WHAT IS NEEDED:
Look through the listing and locate every line containing the word "Surface"; copy those lines.
══════════
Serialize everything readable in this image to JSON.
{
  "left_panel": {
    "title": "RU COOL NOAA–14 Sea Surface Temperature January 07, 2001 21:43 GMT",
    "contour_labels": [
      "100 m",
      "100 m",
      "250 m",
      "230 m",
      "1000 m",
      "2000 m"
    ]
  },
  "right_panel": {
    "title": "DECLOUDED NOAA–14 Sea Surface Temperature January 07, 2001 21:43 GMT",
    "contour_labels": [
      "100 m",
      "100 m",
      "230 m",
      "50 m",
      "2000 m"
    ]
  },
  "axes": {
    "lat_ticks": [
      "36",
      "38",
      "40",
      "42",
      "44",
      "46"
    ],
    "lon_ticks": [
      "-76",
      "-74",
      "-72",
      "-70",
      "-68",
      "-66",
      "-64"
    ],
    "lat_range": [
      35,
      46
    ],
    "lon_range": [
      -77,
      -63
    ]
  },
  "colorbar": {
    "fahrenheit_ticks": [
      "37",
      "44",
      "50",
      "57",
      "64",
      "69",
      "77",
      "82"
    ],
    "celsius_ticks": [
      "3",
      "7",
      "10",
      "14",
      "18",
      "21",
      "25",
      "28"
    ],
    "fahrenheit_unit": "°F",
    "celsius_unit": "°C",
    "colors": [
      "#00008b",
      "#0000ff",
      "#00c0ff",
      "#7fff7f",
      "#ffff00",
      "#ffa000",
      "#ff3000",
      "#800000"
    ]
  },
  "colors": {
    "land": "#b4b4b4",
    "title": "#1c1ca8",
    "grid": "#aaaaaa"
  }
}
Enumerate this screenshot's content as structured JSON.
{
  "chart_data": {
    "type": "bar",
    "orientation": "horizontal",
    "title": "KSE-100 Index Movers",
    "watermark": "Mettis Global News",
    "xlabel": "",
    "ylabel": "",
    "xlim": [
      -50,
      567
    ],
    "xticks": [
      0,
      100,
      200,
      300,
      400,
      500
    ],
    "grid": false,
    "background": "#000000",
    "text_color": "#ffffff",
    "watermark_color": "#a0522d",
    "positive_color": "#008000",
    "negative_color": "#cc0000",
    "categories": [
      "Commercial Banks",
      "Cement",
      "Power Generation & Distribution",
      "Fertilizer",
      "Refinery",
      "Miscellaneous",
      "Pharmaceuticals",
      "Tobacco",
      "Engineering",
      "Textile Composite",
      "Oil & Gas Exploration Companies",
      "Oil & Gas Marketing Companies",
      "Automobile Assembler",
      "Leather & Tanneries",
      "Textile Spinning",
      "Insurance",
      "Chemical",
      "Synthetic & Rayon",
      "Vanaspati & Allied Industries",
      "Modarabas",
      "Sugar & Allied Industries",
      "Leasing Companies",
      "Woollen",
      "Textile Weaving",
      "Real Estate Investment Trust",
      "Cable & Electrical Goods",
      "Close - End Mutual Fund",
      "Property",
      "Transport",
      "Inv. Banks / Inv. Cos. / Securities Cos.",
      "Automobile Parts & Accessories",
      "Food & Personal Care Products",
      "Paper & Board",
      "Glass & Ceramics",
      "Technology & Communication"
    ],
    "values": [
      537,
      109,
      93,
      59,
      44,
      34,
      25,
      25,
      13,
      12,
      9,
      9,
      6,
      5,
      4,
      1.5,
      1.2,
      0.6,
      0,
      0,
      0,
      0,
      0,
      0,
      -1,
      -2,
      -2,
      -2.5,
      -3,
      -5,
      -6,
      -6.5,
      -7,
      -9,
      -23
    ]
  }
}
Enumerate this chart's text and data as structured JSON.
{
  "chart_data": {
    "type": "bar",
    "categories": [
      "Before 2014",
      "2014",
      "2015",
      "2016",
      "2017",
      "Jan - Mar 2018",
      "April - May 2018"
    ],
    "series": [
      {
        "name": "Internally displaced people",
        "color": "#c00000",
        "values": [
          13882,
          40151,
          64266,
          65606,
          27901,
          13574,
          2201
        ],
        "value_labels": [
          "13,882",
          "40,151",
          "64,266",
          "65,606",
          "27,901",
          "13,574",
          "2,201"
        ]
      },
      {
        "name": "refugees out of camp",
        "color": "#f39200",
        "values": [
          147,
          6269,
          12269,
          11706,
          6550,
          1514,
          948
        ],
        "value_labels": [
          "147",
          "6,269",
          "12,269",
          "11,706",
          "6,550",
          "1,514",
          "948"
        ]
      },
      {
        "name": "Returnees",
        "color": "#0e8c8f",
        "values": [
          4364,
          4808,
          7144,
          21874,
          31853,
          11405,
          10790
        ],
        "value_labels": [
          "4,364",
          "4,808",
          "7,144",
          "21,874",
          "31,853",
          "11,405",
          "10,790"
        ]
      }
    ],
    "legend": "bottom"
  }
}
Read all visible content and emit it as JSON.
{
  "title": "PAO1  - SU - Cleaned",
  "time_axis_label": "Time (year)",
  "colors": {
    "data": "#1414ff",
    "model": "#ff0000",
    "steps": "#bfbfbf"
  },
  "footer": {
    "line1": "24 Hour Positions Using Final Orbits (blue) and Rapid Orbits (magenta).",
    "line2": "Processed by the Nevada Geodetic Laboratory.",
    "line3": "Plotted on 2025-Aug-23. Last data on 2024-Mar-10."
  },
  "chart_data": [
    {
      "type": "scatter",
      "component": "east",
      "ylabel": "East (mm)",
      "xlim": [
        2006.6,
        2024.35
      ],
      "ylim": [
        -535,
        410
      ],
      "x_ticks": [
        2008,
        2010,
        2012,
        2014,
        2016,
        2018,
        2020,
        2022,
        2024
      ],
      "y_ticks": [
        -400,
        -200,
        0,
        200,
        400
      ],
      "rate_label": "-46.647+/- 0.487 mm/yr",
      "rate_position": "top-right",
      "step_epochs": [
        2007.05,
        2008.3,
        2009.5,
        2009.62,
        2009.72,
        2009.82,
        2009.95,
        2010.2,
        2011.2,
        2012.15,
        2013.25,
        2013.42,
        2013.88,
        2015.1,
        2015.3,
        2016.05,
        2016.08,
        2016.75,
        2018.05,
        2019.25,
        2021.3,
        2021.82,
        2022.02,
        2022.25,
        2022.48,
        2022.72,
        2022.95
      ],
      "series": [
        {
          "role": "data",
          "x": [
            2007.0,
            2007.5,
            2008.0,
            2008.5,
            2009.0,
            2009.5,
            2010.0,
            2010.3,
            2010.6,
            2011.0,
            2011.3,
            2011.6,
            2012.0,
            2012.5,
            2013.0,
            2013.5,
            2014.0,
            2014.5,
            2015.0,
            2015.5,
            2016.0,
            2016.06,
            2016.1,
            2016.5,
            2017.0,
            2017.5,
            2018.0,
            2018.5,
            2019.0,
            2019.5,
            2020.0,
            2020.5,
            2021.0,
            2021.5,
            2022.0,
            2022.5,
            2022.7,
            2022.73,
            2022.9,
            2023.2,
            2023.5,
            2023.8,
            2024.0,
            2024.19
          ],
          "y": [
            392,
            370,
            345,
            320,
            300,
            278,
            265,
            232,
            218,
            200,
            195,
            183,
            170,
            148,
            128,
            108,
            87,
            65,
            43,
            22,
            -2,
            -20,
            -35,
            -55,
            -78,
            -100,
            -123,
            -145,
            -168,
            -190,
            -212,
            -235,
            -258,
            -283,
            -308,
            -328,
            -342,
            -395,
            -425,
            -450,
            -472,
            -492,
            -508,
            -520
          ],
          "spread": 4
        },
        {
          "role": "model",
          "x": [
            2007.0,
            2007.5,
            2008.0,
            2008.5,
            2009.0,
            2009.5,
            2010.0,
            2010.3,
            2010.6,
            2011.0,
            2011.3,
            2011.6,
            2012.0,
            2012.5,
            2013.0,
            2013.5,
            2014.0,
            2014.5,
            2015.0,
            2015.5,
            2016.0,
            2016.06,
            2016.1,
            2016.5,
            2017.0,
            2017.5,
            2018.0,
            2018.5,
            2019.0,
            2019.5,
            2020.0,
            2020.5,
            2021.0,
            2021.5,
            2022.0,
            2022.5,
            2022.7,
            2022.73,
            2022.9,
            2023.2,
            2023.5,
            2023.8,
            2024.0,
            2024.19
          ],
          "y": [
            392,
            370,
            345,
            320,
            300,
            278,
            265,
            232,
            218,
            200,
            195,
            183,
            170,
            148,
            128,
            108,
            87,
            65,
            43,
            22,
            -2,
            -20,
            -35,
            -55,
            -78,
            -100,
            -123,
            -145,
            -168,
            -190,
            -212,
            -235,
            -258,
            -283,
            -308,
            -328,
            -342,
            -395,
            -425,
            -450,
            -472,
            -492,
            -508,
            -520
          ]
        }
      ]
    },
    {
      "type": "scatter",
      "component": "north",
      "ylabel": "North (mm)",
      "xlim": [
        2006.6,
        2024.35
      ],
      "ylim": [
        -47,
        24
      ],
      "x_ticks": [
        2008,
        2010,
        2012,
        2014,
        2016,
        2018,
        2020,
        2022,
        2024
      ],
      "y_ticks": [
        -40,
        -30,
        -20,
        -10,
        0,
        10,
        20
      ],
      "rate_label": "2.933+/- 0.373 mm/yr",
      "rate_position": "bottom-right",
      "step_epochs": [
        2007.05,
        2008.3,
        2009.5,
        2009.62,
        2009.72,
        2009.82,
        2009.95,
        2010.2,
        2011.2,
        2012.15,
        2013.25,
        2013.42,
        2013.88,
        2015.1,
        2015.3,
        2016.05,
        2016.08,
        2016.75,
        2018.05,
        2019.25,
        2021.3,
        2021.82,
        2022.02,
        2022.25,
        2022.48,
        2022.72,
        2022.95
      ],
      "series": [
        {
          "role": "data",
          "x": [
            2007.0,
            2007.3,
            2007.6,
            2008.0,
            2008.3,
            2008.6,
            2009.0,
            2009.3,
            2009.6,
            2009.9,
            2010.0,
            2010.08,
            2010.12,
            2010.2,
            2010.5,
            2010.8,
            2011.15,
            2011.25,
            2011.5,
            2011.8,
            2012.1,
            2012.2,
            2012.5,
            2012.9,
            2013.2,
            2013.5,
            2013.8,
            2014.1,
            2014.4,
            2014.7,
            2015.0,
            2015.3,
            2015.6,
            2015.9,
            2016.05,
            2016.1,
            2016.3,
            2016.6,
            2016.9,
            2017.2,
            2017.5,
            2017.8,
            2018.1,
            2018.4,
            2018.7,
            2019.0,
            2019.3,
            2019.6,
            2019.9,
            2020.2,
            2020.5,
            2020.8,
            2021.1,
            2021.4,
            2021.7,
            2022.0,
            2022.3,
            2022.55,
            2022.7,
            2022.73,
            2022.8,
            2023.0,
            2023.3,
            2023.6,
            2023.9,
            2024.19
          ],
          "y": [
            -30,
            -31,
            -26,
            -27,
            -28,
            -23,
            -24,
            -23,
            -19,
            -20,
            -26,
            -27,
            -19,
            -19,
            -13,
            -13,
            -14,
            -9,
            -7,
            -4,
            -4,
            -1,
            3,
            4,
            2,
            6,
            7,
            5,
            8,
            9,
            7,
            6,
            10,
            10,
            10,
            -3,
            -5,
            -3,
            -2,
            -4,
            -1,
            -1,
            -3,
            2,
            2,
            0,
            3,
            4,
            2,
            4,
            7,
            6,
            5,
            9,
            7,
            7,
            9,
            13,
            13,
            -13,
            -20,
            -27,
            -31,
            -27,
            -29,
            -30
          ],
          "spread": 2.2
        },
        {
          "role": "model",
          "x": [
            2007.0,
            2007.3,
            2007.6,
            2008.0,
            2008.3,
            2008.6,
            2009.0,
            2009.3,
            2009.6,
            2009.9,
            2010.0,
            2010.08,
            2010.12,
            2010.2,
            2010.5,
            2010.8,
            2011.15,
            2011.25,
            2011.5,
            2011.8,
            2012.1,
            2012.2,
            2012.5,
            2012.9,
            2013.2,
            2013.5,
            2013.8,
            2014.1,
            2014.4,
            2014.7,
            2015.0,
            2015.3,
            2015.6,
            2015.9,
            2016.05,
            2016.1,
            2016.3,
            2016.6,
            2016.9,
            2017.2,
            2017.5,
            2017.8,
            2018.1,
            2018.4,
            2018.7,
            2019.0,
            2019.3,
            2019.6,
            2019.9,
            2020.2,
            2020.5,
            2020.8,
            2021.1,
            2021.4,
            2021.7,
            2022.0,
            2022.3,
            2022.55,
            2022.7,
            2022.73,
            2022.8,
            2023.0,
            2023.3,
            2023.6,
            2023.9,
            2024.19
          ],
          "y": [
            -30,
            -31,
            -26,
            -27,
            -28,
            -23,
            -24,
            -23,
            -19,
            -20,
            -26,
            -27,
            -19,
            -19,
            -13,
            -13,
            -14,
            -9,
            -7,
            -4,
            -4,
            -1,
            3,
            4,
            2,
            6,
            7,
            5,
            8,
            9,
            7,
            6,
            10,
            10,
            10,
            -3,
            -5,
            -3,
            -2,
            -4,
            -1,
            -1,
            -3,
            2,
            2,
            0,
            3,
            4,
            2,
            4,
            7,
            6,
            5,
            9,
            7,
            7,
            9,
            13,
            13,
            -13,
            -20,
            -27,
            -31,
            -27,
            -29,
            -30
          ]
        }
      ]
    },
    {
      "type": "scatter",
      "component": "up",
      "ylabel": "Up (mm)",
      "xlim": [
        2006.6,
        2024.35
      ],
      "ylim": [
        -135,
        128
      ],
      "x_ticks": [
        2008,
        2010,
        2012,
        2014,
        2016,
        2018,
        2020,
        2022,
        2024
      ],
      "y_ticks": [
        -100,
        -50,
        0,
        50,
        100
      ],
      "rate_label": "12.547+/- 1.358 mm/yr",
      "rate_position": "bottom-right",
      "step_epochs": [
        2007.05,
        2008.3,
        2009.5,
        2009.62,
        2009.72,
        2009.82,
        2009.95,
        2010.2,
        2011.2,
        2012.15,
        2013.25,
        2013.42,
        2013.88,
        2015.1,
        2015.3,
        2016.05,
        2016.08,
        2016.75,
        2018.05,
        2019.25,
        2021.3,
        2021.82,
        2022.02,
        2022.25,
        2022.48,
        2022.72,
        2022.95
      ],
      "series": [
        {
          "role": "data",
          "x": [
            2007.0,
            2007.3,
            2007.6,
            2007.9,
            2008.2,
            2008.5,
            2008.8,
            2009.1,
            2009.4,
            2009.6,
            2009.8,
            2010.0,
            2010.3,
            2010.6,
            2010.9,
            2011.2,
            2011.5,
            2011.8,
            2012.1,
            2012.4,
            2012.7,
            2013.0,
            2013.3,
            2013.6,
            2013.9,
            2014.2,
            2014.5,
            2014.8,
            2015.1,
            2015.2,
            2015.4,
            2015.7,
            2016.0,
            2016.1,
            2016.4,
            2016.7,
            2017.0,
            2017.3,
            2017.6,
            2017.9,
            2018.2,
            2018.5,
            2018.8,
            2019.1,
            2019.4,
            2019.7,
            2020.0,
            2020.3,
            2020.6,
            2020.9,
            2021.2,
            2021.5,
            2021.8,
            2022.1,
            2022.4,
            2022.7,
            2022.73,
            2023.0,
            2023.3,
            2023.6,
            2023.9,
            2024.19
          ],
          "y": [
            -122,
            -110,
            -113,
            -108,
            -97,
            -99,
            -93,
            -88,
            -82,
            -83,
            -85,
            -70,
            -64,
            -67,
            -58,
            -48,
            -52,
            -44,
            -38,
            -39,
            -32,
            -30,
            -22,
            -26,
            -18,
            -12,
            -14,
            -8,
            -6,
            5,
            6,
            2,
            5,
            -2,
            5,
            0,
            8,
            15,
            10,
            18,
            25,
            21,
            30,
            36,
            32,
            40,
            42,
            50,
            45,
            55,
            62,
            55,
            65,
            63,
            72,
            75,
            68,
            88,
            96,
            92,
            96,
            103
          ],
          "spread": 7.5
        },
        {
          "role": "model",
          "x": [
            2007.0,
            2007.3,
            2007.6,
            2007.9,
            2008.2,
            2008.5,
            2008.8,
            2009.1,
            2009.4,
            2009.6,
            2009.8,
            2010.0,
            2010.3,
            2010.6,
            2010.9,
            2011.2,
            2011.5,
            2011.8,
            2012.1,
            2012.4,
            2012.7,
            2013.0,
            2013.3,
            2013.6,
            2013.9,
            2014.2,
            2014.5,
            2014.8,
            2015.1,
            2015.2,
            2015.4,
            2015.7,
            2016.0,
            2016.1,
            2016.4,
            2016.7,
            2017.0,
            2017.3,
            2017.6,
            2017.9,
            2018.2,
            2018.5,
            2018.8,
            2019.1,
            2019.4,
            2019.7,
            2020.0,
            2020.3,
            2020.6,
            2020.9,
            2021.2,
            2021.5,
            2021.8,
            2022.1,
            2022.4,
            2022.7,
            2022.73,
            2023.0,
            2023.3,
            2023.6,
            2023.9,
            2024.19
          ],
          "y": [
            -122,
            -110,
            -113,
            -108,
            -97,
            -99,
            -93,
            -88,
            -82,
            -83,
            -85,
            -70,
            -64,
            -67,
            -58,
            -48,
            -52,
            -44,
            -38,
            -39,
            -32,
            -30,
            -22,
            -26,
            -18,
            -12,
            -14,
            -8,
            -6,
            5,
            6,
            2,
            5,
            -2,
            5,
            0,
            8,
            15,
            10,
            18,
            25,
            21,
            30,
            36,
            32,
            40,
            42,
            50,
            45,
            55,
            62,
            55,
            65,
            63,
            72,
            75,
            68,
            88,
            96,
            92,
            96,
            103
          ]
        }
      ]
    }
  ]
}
══════════
THE RESPONSE:
    "title": "RU COOL NOAA–14 Sea Surface Temperature January 07, 2001 21:43 GMT",
    "title": "DECLOUDED NOAA–14 Sea Surface Temperature January 07, 2001 21:43 GMT",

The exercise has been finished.